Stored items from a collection
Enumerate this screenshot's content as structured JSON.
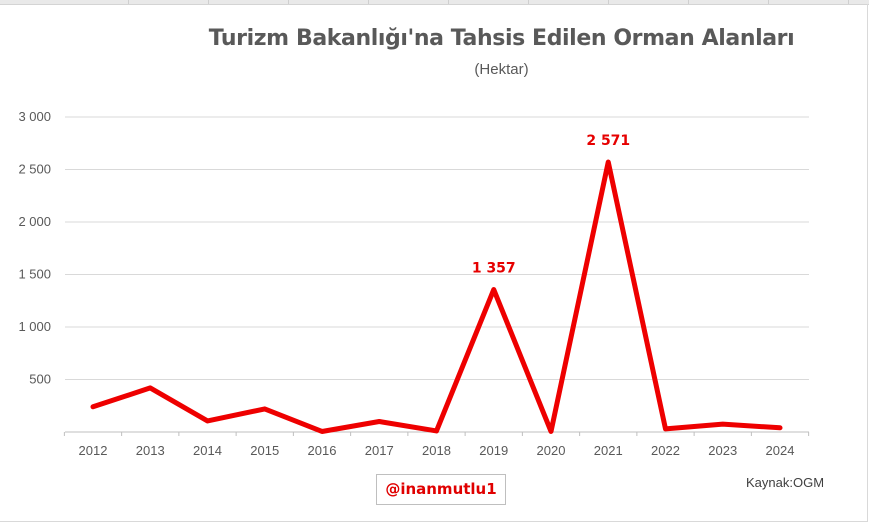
{
  "chart_data": {
    "type": "line",
    "title": "Turizm Bakanlığı'na Tahsis Edilen Orman Alanları",
    "subtitle": "(Hektar)",
    "categories": [
      "2012",
      "2013",
      "2014",
      "2015",
      "2016",
      "2017",
      "2018",
      "2019",
      "2020",
      "2021",
      "2022",
      "2023",
      "2024"
    ],
    "series": [
      {
        "values": [
          240,
          420,
          105,
          220,
          5,
          100,
          10,
          1357,
          5,
          2571,
          30,
          75,
          40
        ],
        "color": "#ee0000"
      }
    ],
    "ylim": [
      0,
      3000
    ],
    "yticks": [
      500,
      1000,
      1500,
      2000,
      2500,
      3000
    ],
    "ytick_labels": [
      "500",
      "1 000",
      "1 500",
      "2 000",
      "2 500",
      "3 000"
    ],
    "data_labels": [
      {
        "index": 7,
        "text": "1 357"
      },
      {
        "index": 9,
        "text": "2 571"
      }
    ],
    "grid": true,
    "xlabel": "",
    "ylabel": ""
  },
  "watermark": "@inanmutlu1",
  "source": "Kaynak:OGM"
}
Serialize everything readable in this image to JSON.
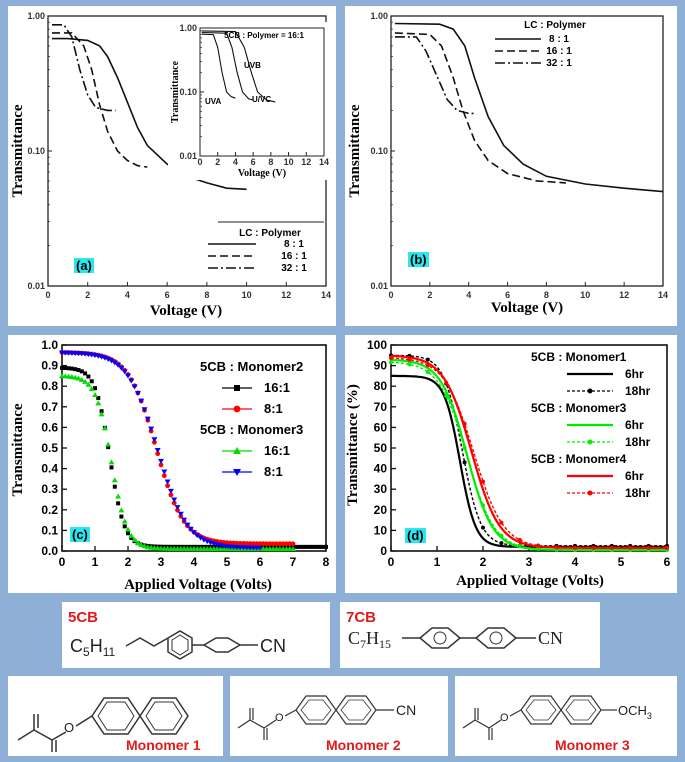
{
  "chart_data": [
    {
      "id": "a",
      "type": "line",
      "panel_label": "(a)",
      "xlabel": "Voltage (V)",
      "ylabel": "Transmittance",
      "xlim": [
        0,
        14
      ],
      "ylim": [
        0.01,
        1.0
      ],
      "yscale": "log",
      "x_ticks": [
        "0",
        "2",
        "4",
        "6",
        "8",
        "10",
        "12",
        "14"
      ],
      "y_ticks": [
        "0.01",
        "0.10",
        "1.00"
      ],
      "legend_title": "LC : Polymer",
      "series": [
        {
          "name": "8 : 1",
          "style": "solid",
          "points": [
            [
              0.2,
              0.68
            ],
            [
              1.0,
              0.68
            ],
            [
              2.0,
              0.66
            ],
            [
              2.6,
              0.6
            ],
            [
              3.0,
              0.5
            ],
            [
              3.5,
              0.35
            ],
            [
              4.0,
              0.23
            ],
            [
              4.5,
              0.15
            ],
            [
              5.0,
              0.11
            ],
            [
              6.0,
              0.08
            ],
            [
              7.0,
              0.065
            ],
            [
              8.0,
              0.058
            ],
            [
              9.0,
              0.053
            ],
            [
              10.0,
              0.052
            ]
          ]
        },
        {
          "name": "16 : 1",
          "style": "dashed",
          "points": [
            [
              0.2,
              0.75
            ],
            [
              1.2,
              0.75
            ],
            [
              1.8,
              0.6
            ],
            [
              2.2,
              0.4
            ],
            [
              2.6,
              0.22
            ],
            [
              3.0,
              0.14
            ],
            [
              3.5,
              0.1
            ],
            [
              4.0,
              0.085
            ],
            [
              4.5,
              0.078
            ],
            [
              5.0,
              0.076
            ]
          ]
        },
        {
          "name": "32 : 1",
          "style": "dashdot",
          "points": [
            [
              0.2,
              0.86
            ],
            [
              0.8,
              0.86
            ],
            [
              1.2,
              0.7
            ],
            [
              1.6,
              0.4
            ],
            [
              2.0,
              0.26
            ],
            [
              2.4,
              0.21
            ],
            [
              3.0,
              0.2
            ],
            [
              3.4,
              0.2
            ]
          ]
        }
      ],
      "inset": {
        "title": "5CB : Polymer = 16:1",
        "xlabel": "Voltage (V)",
        "ylabel": "Transmittance",
        "xlim": [
          0,
          14
        ],
        "ylim": [
          0.01,
          1.0
        ],
        "yscale": "log",
        "x_ticks": [
          "0",
          "2",
          "4",
          "6",
          "8",
          "10",
          "12",
          "14"
        ],
        "y_ticks": [
          "0.01",
          "0.10",
          "1.00"
        ],
        "annotations": [
          "UVB",
          "U/VC",
          "UVA"
        ],
        "series": [
          {
            "name": "UVA",
            "style": "solid",
            "points": [
              [
                0.2,
                0.8
              ],
              [
                1.5,
                0.79
              ],
              [
                2.0,
                0.5
              ],
              [
                2.5,
                0.2
              ],
              [
                3.0,
                0.1
              ],
              [
                3.5,
                0.085
              ],
              [
                4.0,
                0.08
              ]
            ]
          },
          {
            "name": "UVB",
            "style": "solid",
            "points": [
              [
                0.2,
                0.85
              ],
              [
                3.0,
                0.83
              ],
              [
                3.6,
                0.5
              ],
              [
                4.2,
                0.2
              ],
              [
                4.8,
                0.1
              ],
              [
                5.5,
                0.078
              ],
              [
                6.0,
                0.075
              ]
            ]
          },
          {
            "name": "U/VC",
            "style": "solid",
            "points": [
              [
                0.2,
                0.9
              ],
              [
                4.0,
                0.88
              ],
              [
                5.0,
                0.5
              ],
              [
                5.8,
                0.2
              ],
              [
                6.5,
                0.1
              ],
              [
                7.5,
                0.075
              ],
              [
                8.5,
                0.07
              ]
            ]
          }
        ]
      }
    },
    {
      "id": "b",
      "type": "line",
      "panel_label": "(b)",
      "xlabel": "Voltage (V)",
      "ylabel": "Transmittance",
      "xlim": [
        0,
        14
      ],
      "ylim": [
        0.01,
        1.0
      ],
      "yscale": "log",
      "x_ticks": [
        "0",
        "2",
        "4",
        "6",
        "8",
        "10",
        "12",
        "14"
      ],
      "y_ticks": [
        "0.01",
        "0.10",
        "1.00"
      ],
      "legend_title": "LC : Polymer",
      "series": [
        {
          "name": "8 : 1",
          "style": "solid",
          "points": [
            [
              0.2,
              0.88
            ],
            [
              2.5,
              0.87
            ],
            [
              3.2,
              0.8
            ],
            [
              3.8,
              0.6
            ],
            [
              4.3,
              0.35
            ],
            [
              5.0,
              0.18
            ],
            [
              5.8,
              0.11
            ],
            [
              6.8,
              0.08
            ],
            [
              8.0,
              0.065
            ],
            [
              10.0,
              0.057
            ],
            [
              12.0,
              0.053
            ],
            [
              14.0,
              0.05
            ]
          ]
        },
        {
          "name": "16 : 1",
          "style": "dashed",
          "points": [
            [
              0.2,
              0.75
            ],
            [
              2.0,
              0.73
            ],
            [
              2.6,
              0.6
            ],
            [
              3.2,
              0.35
            ],
            [
              3.7,
              0.2
            ],
            [
              4.3,
              0.12
            ],
            [
              5.0,
              0.085
            ],
            [
              6.0,
              0.068
            ],
            [
              7.5,
              0.06
            ],
            [
              9.0,
              0.058
            ]
          ]
        },
        {
          "name": "32 : 1",
          "style": "dashdot",
          "points": [
            [
              0.2,
              0.7
            ],
            [
              1.3,
              0.7
            ],
            [
              1.8,
              0.55
            ],
            [
              2.4,
              0.35
            ],
            [
              2.9,
              0.24
            ],
            [
              3.4,
              0.2
            ],
            [
              4.0,
              0.19
            ],
            [
              4.4,
              0.19
            ]
          ]
        }
      ]
    },
    {
      "id": "c",
      "type": "scatter",
      "panel_label": "(c)",
      "xlabel": "Applied Voltage (Volts)",
      "ylabel": "Transmittance",
      "xlim": [
        0,
        8
      ],
      "ylim": [
        0,
        1.0
      ],
      "x_ticks": [
        "0",
        "1",
        "2",
        "3",
        "4",
        "5",
        "6",
        "7",
        "8"
      ],
      "y_ticks": [
        "0.0",
        "0.1",
        "0.2",
        "0.3",
        "0.4",
        "0.5",
        "0.6",
        "0.7",
        "0.8",
        "0.9",
        "1.0"
      ],
      "legend": [
        {
          "heading": "5CB : Monomer2"
        },
        {
          "name": "16:1",
          "color": "#000000",
          "marker": "square"
        },
        {
          "name": "8:1",
          "color": "#ff0000",
          "marker": "circle"
        },
        {
          "heading": "5CB : Monomer3"
        },
        {
          "name": "16:1",
          "color": "#00dd00",
          "marker": "triangle-up"
        },
        {
          "name": "8:1",
          "color": "#0000ff",
          "marker": "triangle-down"
        }
      ],
      "series": [
        {
          "name": "5CB : Monomer2 16:1",
          "color": "#000000",
          "marker": "square",
          "x0": 0.5,
          "v50": 1.45,
          "vw": 0.22,
          "top": 0.89,
          "bottom": 0.02,
          "xmax": 8.0
        },
        {
          "name": "5CB : Monomer2 8:1",
          "color": "#ff0000",
          "marker": "circle",
          "x0": 3.0,
          "v50": 2.85,
          "vw": 0.42,
          "top": 0.965,
          "bottom": 0.035,
          "xmax": 7.0
        },
        {
          "name": "5CB : Monomer3 16:1",
          "color": "#00dd00",
          "marker": "triangle-up",
          "x0": 0.7,
          "v50": 1.5,
          "vw": 0.24,
          "top": 0.85,
          "bottom": 0.01,
          "xmax": 7.0
        },
        {
          "name": "5CB : Monomer3 8:1",
          "color": "#0000ff",
          "marker": "triangle-down",
          "x0": 2.0,
          "v50": 2.9,
          "vw": 0.45,
          "top": 0.965,
          "bottom": 0.015,
          "xmax": 6.0
        }
      ]
    },
    {
      "id": "d",
      "type": "line",
      "panel_label": "(d)",
      "xlabel": "Applied Voltage (Volts)",
      "ylabel": "Transmittance (%)",
      "xlim": [
        0,
        6
      ],
      "ylim": [
        0,
        100
      ],
      "x_ticks": [
        "0",
        "1",
        "2",
        "3",
        "4",
        "5",
        "6"
      ],
      "y_ticks": [
        "0",
        "10",
        "20",
        "30",
        "40",
        "50",
        "60",
        "70",
        "80",
        "90",
        "100"
      ],
      "legend": [
        {
          "heading": "5CB : Monomer1"
        },
        {
          "name": "6hr",
          "color": "#000000",
          "style": "solid"
        },
        {
          "name": "18hr",
          "color": "#000000",
          "style": "dotted"
        },
        {
          "heading": "5CB : Monomer3"
        },
        {
          "name": "6hr",
          "color": "#00ee00",
          "style": "solid"
        },
        {
          "name": "18hr",
          "color": "#00ee00",
          "style": "dotted"
        },
        {
          "heading": "5CB : Monomer4"
        },
        {
          "name": "6hr",
          "color": "#ff0000",
          "style": "solid"
        },
        {
          "name": "18hr",
          "color": "#ff0000",
          "style": "dotted"
        }
      ],
      "series": [
        {
          "name": "5CB : Monomer1 6hr",
          "color": "#000000",
          "style": "solid",
          "top": 85,
          "v50": 1.5,
          "vw": 0.17,
          "bottom": 2
        },
        {
          "name": "5CB : Monomer1 18hr",
          "color": "#000000",
          "style": "dotted",
          "top": 95,
          "v50": 1.55,
          "vw": 0.2,
          "bottom": 2.5
        },
        {
          "name": "5CB : Monomer3 6hr",
          "color": "#00ee00",
          "style": "solid",
          "top": 93,
          "v50": 1.65,
          "vw": 0.28,
          "bottom": 0.5
        },
        {
          "name": "5CB : Monomer3 18hr",
          "color": "#00ee00",
          "style": "dotted",
          "top": 92,
          "v50": 1.65,
          "vw": 0.3,
          "bottom": 0.5
        },
        {
          "name": "5CB : Monomer4 6hr",
          "color": "#ff0000",
          "style": "solid",
          "top": 95,
          "v50": 1.75,
          "vw": 0.3,
          "bottom": 1.5
        },
        {
          "name": "5CB : Monomer4 18hr",
          "color": "#ff0000",
          "style": "dotted",
          "top": 94,
          "v50": 1.8,
          "vw": 0.32,
          "bottom": 1.5
        }
      ]
    }
  ],
  "structures": {
    "s5cb": {
      "name": "5CB",
      "chain": "C5H11",
      "group": "CN"
    },
    "s7cb": {
      "name": "7CB",
      "chain": "C7H15",
      "group": "CN"
    },
    "m1": {
      "name": "Monomer 1"
    },
    "m2": {
      "name": "Monomer 2",
      "group": "CN"
    },
    "m3": {
      "name": "Monomer 3",
      "group": "OCH3"
    }
  }
}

● **What is expected**: Report all lines of the data above that include the string "JSON".

● **Result for this exercise**:
Enumerate this screenshot's content as structured JSON.
Serialize everything readable in this image to JSON.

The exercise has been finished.